-- BEGIN Data extract --
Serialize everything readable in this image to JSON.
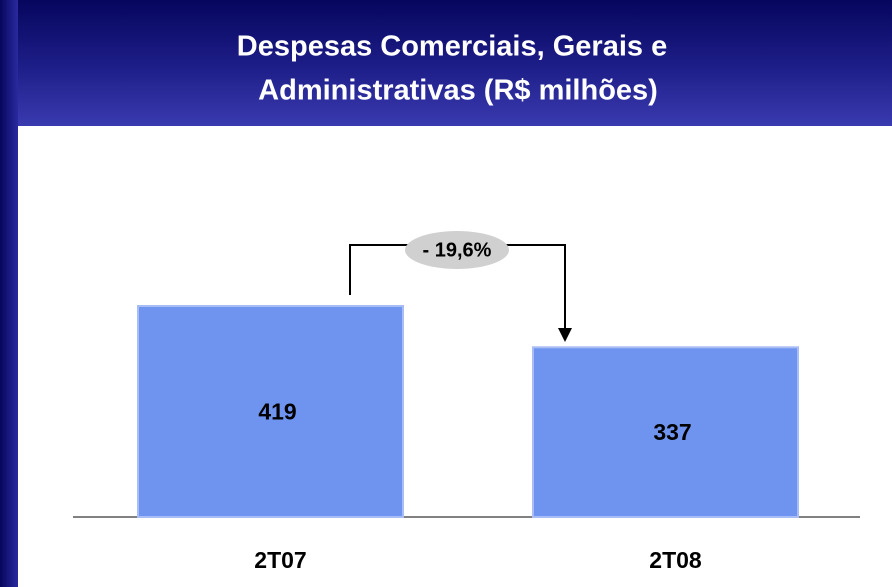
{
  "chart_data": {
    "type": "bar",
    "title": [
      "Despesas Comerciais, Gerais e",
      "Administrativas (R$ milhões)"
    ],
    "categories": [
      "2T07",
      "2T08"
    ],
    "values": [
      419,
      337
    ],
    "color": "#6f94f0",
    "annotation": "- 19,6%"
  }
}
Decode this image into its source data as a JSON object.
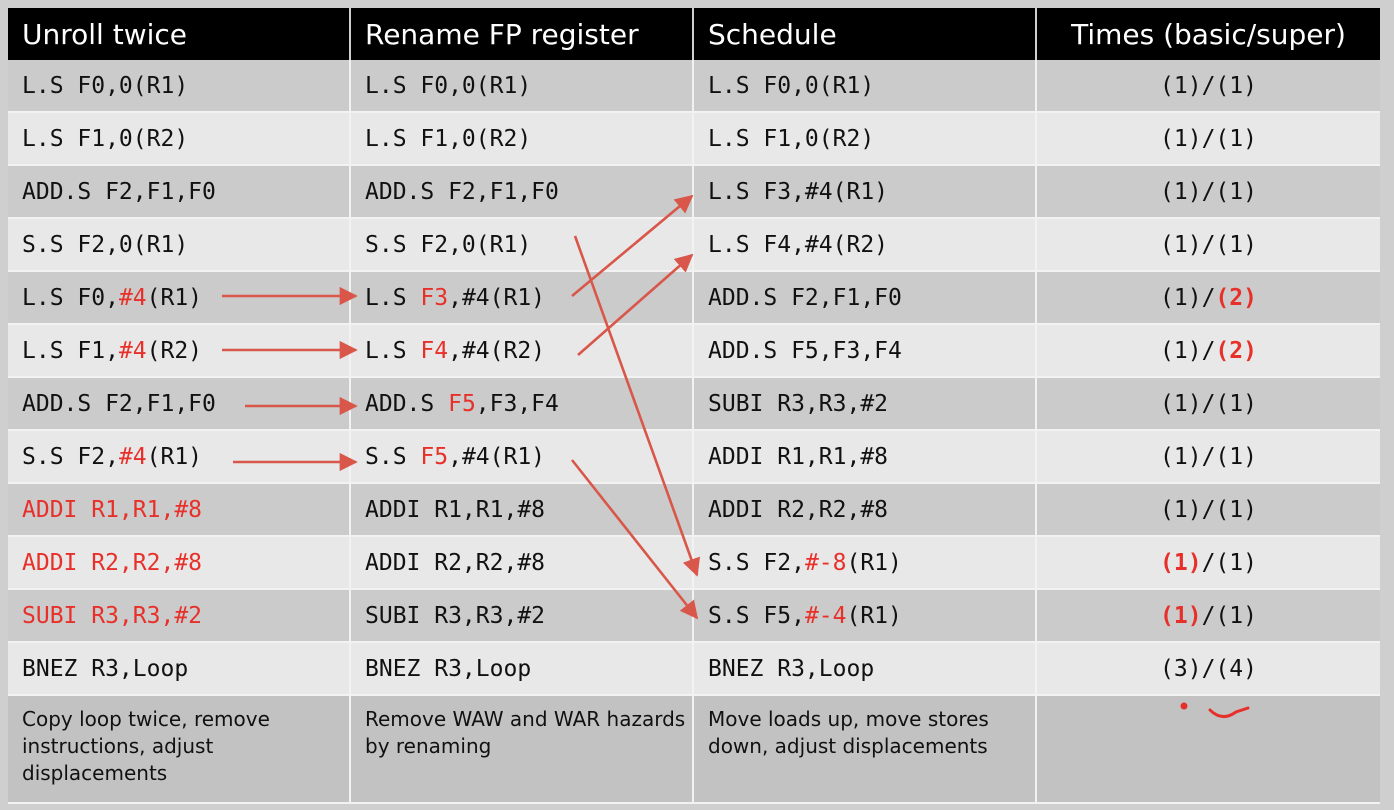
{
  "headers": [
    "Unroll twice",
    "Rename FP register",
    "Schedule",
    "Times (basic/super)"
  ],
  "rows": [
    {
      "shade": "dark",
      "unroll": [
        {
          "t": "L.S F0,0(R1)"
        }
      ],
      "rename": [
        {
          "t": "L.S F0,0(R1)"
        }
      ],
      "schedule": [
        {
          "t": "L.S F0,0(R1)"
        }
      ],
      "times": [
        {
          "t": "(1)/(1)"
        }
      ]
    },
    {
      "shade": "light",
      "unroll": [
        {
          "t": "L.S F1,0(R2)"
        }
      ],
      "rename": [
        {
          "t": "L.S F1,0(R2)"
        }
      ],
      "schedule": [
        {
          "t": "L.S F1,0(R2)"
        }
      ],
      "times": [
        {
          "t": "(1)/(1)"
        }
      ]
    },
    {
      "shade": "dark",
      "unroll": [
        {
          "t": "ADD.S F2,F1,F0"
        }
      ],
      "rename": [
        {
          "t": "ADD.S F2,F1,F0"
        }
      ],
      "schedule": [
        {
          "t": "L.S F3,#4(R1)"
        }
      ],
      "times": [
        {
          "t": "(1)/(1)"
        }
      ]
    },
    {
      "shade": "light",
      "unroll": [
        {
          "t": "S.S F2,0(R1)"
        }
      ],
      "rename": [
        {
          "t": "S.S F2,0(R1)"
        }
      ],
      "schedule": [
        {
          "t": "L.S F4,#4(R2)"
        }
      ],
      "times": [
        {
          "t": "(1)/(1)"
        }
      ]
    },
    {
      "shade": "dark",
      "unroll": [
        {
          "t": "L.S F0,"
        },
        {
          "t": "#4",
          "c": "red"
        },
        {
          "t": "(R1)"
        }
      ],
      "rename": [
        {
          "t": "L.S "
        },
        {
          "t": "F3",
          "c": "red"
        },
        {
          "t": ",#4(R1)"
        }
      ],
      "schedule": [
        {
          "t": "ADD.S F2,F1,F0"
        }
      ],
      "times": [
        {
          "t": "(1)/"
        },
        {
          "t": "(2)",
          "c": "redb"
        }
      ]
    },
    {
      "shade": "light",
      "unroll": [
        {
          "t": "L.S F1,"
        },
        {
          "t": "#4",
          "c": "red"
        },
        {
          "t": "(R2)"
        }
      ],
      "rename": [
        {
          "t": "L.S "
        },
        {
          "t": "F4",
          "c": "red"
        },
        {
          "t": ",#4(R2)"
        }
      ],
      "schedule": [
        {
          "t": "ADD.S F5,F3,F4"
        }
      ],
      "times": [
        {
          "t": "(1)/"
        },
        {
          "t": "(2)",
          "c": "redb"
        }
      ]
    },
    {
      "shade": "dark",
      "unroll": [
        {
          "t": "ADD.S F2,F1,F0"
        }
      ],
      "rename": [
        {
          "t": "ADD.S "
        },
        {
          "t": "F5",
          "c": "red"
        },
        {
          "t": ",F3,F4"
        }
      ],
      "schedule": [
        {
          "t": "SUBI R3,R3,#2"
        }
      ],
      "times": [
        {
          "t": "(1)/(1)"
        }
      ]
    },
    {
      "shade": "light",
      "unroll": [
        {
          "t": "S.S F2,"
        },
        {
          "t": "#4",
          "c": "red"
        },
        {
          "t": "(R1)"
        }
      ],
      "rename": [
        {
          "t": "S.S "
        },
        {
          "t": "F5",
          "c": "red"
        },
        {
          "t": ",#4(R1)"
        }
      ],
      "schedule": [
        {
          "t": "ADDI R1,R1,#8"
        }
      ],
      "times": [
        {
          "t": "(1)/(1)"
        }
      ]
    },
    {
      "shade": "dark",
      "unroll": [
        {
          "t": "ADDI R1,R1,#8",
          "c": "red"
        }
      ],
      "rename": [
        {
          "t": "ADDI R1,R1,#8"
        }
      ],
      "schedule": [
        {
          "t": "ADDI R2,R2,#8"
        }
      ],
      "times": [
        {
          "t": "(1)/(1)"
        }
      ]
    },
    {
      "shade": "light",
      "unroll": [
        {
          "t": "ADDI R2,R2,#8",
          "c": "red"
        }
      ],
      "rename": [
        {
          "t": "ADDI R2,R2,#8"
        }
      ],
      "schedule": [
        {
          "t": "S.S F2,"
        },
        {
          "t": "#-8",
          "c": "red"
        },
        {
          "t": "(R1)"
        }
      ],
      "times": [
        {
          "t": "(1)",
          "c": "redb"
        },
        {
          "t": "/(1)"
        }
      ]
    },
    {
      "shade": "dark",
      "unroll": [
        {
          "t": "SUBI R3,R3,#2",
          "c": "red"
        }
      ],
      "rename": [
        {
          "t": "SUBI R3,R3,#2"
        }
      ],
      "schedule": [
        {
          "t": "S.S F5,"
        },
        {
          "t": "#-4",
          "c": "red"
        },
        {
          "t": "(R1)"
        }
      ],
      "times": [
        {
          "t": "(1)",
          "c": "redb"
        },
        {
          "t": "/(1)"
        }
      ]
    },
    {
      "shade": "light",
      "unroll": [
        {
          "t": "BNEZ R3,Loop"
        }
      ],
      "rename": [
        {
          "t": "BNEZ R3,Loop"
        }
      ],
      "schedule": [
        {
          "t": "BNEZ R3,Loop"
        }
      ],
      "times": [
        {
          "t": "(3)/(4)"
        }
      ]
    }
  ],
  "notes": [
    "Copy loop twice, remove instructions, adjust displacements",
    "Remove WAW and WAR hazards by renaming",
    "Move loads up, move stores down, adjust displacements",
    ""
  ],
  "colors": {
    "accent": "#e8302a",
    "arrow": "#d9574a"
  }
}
-- END Data extract --
Show each line of the data that contains the string "twice".

▶ [Solution for this task]:
    "Unroll twice",
    "Copy loop twice, remove instructions, adjust displacements",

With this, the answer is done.